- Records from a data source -
start

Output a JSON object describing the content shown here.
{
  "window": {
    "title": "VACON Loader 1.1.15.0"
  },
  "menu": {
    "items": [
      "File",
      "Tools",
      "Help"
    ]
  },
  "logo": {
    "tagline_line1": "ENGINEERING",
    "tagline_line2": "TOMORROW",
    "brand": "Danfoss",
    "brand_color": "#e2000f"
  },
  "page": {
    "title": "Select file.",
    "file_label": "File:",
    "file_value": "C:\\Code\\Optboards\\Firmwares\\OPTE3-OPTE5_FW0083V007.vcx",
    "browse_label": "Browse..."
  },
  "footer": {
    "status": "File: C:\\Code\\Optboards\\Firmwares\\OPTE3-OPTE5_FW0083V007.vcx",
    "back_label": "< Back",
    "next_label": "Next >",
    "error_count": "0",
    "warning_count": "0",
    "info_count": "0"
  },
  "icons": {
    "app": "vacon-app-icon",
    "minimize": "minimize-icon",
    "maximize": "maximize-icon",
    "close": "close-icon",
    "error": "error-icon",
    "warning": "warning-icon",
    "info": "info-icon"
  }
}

end

- WHAT NEEDS TO BE DONE -
Retype every record above exactly as written.

- ANSWER IN FULL -
Output a JSON object describing the content shown here.
{
  "window": {
    "title": "VACON Loader 1.1.15.0"
  },
  "menu": {
    "items": [
      "File",
      "Tools",
      "Help"
    ]
  },
  "logo": {
    "tagline_line1": "ENGINEERING",
    "tagline_line2": "TOMORROW",
    "brand": "Danfoss",
    "brand_color": "#e2000f"
  },
  "page": {
    "title": "Select file.",
    "file_label": "File:",
    "file_value": "C:\\Code\\Optboards\\Firmwares\\OPTE3-OPTE5_FW0083V007.vcx",
    "browse_label": "Browse..."
  },
  "footer": {
    "status": "File: C:\\Code\\Optboards\\Firmwares\\OPTE3-OPTE5_FW0083V007.vcx",
    "back_label": "< Back",
    "next_label": "Next >",
    "error_count": "0",
    "warning_count": "0",
    "info_count": "0"
  },
  "icons": {
    "app": "vacon-app-icon",
    "minimize": "minimize-icon",
    "maximize": "maximize-icon",
    "close": "close-icon",
    "error": "error-icon",
    "warning": "warning-icon",
    "info": "info-icon"
  }
}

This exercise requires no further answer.